• To do: Print the listing below in its entirety, character for character.

[Extracted records]
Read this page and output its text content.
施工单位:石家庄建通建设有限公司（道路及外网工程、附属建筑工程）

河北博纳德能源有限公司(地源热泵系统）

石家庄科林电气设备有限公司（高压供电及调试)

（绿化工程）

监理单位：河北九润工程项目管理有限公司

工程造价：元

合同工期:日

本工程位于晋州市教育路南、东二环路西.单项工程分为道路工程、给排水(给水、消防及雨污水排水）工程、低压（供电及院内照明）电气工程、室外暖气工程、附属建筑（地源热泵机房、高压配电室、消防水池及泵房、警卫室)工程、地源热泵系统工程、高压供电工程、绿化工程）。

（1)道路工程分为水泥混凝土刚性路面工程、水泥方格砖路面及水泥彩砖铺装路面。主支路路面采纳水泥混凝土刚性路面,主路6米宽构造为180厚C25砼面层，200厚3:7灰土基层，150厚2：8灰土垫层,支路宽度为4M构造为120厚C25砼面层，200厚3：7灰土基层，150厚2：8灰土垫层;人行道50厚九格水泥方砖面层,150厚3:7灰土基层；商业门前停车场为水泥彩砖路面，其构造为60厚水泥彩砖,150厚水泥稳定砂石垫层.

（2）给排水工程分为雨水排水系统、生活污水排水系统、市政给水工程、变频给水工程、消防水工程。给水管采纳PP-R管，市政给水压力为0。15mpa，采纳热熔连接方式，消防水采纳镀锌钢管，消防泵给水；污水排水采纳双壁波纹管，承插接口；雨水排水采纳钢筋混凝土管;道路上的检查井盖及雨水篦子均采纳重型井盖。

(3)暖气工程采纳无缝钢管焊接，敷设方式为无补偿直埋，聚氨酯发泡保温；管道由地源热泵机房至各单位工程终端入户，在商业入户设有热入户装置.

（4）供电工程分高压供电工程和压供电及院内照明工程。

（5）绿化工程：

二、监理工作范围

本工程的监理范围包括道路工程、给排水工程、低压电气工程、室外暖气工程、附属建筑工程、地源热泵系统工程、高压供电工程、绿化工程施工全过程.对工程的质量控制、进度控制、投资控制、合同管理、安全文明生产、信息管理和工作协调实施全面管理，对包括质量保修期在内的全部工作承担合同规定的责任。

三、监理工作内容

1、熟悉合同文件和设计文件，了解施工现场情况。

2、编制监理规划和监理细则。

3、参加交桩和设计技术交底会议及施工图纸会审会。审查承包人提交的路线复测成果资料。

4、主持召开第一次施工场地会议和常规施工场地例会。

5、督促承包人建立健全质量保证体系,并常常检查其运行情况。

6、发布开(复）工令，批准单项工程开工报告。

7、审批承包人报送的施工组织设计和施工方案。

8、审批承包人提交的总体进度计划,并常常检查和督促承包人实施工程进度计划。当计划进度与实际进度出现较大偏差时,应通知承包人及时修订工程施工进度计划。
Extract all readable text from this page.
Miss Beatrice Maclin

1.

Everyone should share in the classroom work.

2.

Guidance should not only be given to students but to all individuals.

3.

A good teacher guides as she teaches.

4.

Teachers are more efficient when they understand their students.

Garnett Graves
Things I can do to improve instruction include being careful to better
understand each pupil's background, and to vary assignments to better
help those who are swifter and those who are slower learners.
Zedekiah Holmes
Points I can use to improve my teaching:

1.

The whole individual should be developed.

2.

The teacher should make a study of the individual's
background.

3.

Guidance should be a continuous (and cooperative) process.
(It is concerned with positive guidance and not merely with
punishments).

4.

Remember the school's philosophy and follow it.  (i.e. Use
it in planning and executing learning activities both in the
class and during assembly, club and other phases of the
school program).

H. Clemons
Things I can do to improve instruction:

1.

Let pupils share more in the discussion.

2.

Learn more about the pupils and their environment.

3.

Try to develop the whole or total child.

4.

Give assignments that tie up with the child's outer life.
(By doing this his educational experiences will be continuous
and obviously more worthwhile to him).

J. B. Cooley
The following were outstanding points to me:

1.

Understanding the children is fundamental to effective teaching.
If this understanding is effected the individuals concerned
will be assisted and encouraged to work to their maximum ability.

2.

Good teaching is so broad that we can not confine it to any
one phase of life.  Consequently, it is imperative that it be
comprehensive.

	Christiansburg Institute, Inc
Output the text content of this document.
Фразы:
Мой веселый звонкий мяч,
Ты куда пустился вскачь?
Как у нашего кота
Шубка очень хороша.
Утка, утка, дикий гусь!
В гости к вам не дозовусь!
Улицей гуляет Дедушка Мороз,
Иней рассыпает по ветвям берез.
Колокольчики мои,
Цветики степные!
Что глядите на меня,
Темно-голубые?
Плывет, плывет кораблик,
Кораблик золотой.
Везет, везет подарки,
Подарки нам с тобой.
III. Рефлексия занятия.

• Written solution:
Read this page and output its text content.
施工单位:石家庄建通建设有限公司（道路及外网工程、附属建筑工程）

河北博纳德能源有限公司(地源热泵系统）

石家庄科林电气设备有限公司（高压供电及调试)

（绿化工程）

监理单位：河北九润工程项目管理有限公司

工程造价：元

合同工期:日

本工程位于晋州市教育路南、东二环路西.单项工程分为道路工程、给排水(给水、消防及雨污水排水）工程、低压（供电及院内照明）电气工程、室外暖气工程、附属建筑（地源热泵机房、高压配电室、消防水池及泵房、警卫室)工程、地源热泵系统工程、高压供电工程、绿化工程）。

（1)道路工程分为水泥混凝土刚性路面工程、水泥方格砖路面及水泥彩砖铺装路面。主支路路面采纳水泥混凝土刚性路面,主路6米宽构造为180厚C25砼面层，200厚3:7灰土基层，150厚2：8灰土垫层,支路宽度为4M构造为120厚C25砼面层，200厚3：7灰土基层，150厚2：8灰土垫层;人行道50厚九格水泥方砖面层,150厚3:7灰土基层；商业门前停车场为水泥彩砖路面，其构造为60厚水泥彩砖,150厚水泥稳定砂石垫层.

（2）给排水工程分为雨水排水系统、生活污水排水系统、市政给水工程、变频给水工程、消防水工程。给水管采纳PP-R管，市政给水压力为0。15mpa，采纳热熔连接方式，消防水采纳镀锌钢管，消防泵给水；污水排水采纳双壁波纹管，承插接口；雨水排水采纳钢筋混凝土管;道路上的检查井盖及雨水篦子均采纳重型井盖。

(3)暖气工程采纳无缝钢管焊接，敷设方式为无补偿直埋，聚氨酯发泡保温；管道由地源热泵机房至各单位工程终端入户，在商业入户设有热入户装置.

（4）供电工程分高压供电工程和压供电及院内照明工程。

（5）绿化工程：

二、监理工作范围

本工程的监理范围包括道路工程、给排水工程、低压电气工程、室外暖气工程、附属建筑工程、地源热泵系统工程、高压供电工程、绿化工程施工全过程.对工程的质量控制、进度控制、投资控制、合同管理、安全文明生产、信息管理和工作协调实施全面管理，对包括质量保修期在内的全部工作承担合同规定的责任。

三、监理工作内容

1、熟悉合同文件和设计文件，了解施工现场情况。

2、编制监理规划和监理细则。

3、参加交桩和设计技术交底会议及施工图纸会审会。审查承包人提交的路线复测成果资料。

4、主持召开第一次施工场地会议和常规施工场地例会。

5、督促承包人建立健全质量保证体系,并常常检查其运行情况。

6、发布开(复）工令，批准单项工程开工报告。

7、审批承包人报送的施工组织设计和施工方案。

8、审批承包人提交的总体进度计划,并常常检查和督促承包人实施工程进度计划。当计划进度与实际进度出现较大偏差时,应通知承包人及时修订工程施工进度计划。
Extract all readable text from this page.
Miss Beatrice Maclin

1.

Everyone should share in the classroom work.

2.

Guidance should not only be given to students but to all individuals.

3.

A good teacher guides as she teaches.

4.

Teachers are more efficient when they understand their students.

Garnett Graves
Things I can do to improve instruction include being careful to better
understand each pupil's background, and to vary assignments to better
help those who are swifter and those who are slower learners.
Zedekiah Holmes
Points I can use to improve my teaching:

1.

The whole individual should be developed.

2.

The teacher should make a study of the individual's
background.

3.

Guidance should be a continuous (and cooperative) process.
(It is concerned with positive guidance and not merely with
punishments).

4.

Remember the school's philosophy and follow it.  (i.e. Use
it in planning and executing learning activities both in the
class and during assembly, club and other phases of the
school program).

H. Clemons
Things I can do to improve instruction:

1.

Let pupils share more in the discussion.

2.

Learn more about the pupils and their environment.

3.

Try to develop the whole or total child.

4.

Give assignments that tie up with the child's outer life.
(By doing this his educational experiences will be continuous
and obviously more worthwhile to him).

J. B. Cooley
The following were outstanding points to me:

1.

Understanding the children is fundamental to effective teaching.
If this understanding is effected the individuals concerned
will be assisted and encouraged to work to their maximum ability.

2.

Good teaching is so broad that we can not confine it to any
one phase of life.  Consequently, it is imperative that it be
comprehensive.

	Christiansburg Institute, Inc
Output the text content of this document.
Фразы:
Мой веселый звонкий мяч,
Ты куда пустился вскачь?
Как у нашего кота
Шубка очень хороша.
Утка, утка, дикий гусь!
В гости к вам не дозовусь!
Улицей гуляет Дедушка Мороз,
Иней рассыпает по ветвям берез.
Колокольчики мои,
Цветики степные!
Что глядите на меня,
Темно-голубые?
Плывет, плывет кораблик,
Кораблик золотой.
Везет, везет подарки,
Подарки нам с тобой.
III. Рефлексия занятия.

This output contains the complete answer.